* What this task involves: Omit every image, and transcribe the remaining entries exactly as given.

-.-.-

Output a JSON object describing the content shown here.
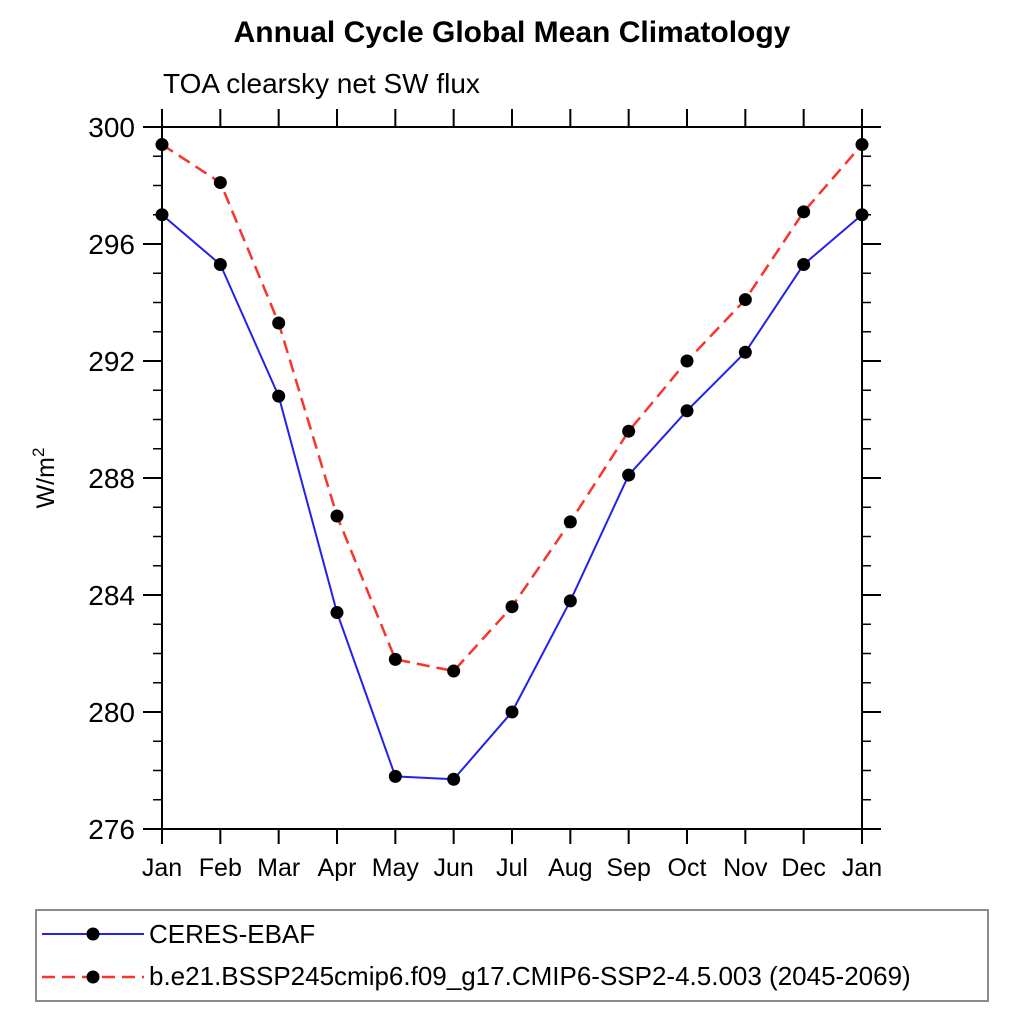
{
  "chart_data": {
    "type": "line",
    "title": "Annual Cycle Global Mean Climatology",
    "subtitle": "TOA clearsky net SW flux",
    "ylabel_base": "W/m",
    "ylabel_exponent": "2",
    "x_tick_labels": [
      "Jan",
      "Feb",
      "Mar",
      "Apr",
      "May",
      "Jun",
      "Jul",
      "Aug",
      "Sep",
      "Oct",
      "Nov",
      "Dec",
      "Jan"
    ],
    "ylim": [
      276,
      300
    ],
    "y_major_step": 4,
    "y_minor_step": 1,
    "y_tick_labels": [
      "276",
      "280",
      "284",
      "288",
      "292",
      "296",
      "300"
    ],
    "grid": "off",
    "legend_position": "bottom-left-box",
    "marker": "filled-circle",
    "marker_color": "#000000",
    "series": [
      {
        "name": "CERES-EBAF",
        "color": "#2222ec",
        "style": "solid",
        "values": [
          297.0,
          295.3,
          290.8,
          283.4,
          277.8,
          277.7,
          280.0,
          283.8,
          288.1,
          290.3,
          292.3,
          295.3,
          297.0
        ]
      },
      {
        "name": "b.e21.BSSP245cmip6.f09_g17.CMIP6-SSP2-4.5.003 (2045-2069)",
        "color": "#f8352c",
        "style": "dashed",
        "values": [
          299.4,
          298.1,
          293.3,
          286.7,
          281.8,
          281.4,
          283.6,
          286.5,
          289.6,
          292.0,
          294.1,
          297.1,
          299.4
        ]
      }
    ]
  }
}
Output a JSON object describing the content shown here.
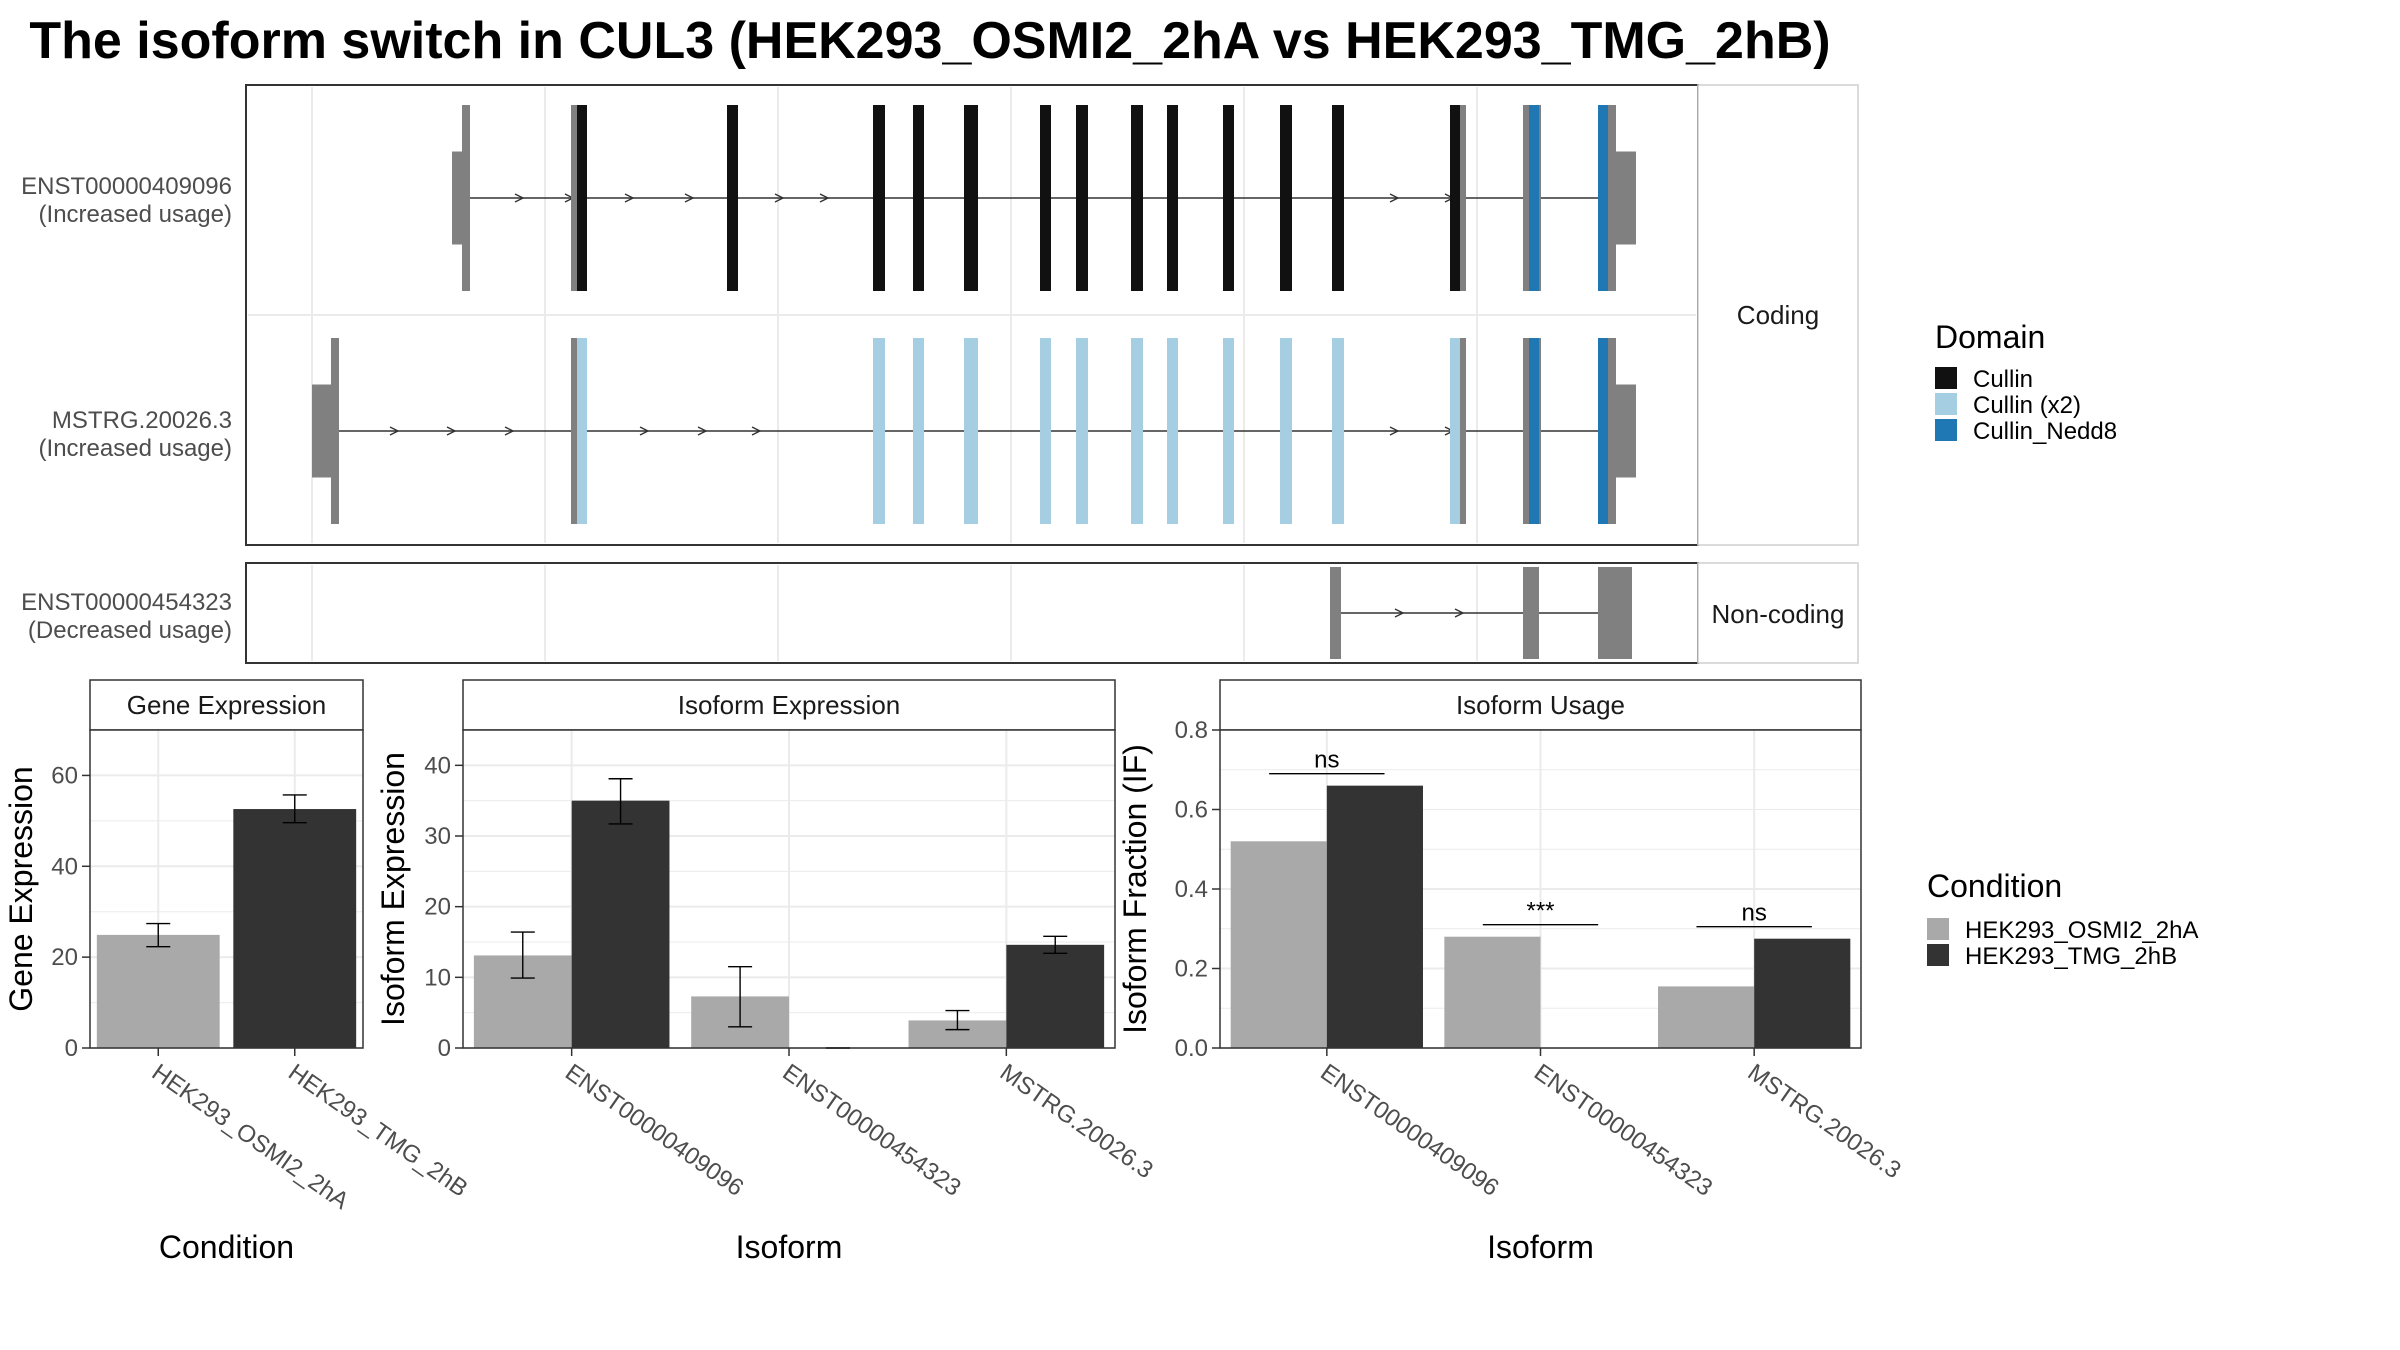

-.-.-

* Answer to the exercise:
Output a JSON object describing the content shown here.
{
  "chart_data": {
    "type": "line",
    "title": "Annual Cycle Global Mean Climatology",
    "subtitle": "TOA clearsky net SW flux",
    "ylabel_base": "W/m",
    "ylabel_exponent": "2",
    "x_tick_labels": [
      "Jan",
      "Feb",
      "Mar",
      "Apr",
      "May",
      "Jun",
      "Jul",
      "Aug",
      "Sep",
      "Oct",
      "Nov",
      "Dec",
      "Jan"
    ],
    "ylim": [
      276,
      300
    ],
    "y_major_step": 4,
    "y_minor_step": 1,
    "y_tick_labels": [
      "276",
      "280",
      "284",
      "288",
      "292",
      "296",
      "300"
    ],
    "grid": "off",
    "legend_position": "bottom-left-box",
    "marker": "filled-circle",
    "marker_color": "#000000",
    "series": [
      {
        "name": "CERES-EBAF",
        "color": "#2222ec",
        "style": "solid",
        "values": [
          297.0,
          295.3,
          290.8,
          283.4,
          277.8,
          277.7,
          280.0,
          283.8,
          288.1,
          290.3,
          292.3,
          295.3,
          297.0
        ]
      },
      {
        "name": "b.e21.BSSP245cmip6.f09_g17.CMIP6-SSP2-4.5.003 (2045-2069)",
        "color": "#f8352c",
        "style": "dashed",
        "values": [
          299.4,
          298.1,
          293.3,
          286.7,
          281.8,
          281.4,
          283.6,
          286.5,
          289.6,
          292.0,
          294.1,
          297.1,
          299.4
        ]
      }
    ]
  }
}
Output a JSON object describing the content shown here.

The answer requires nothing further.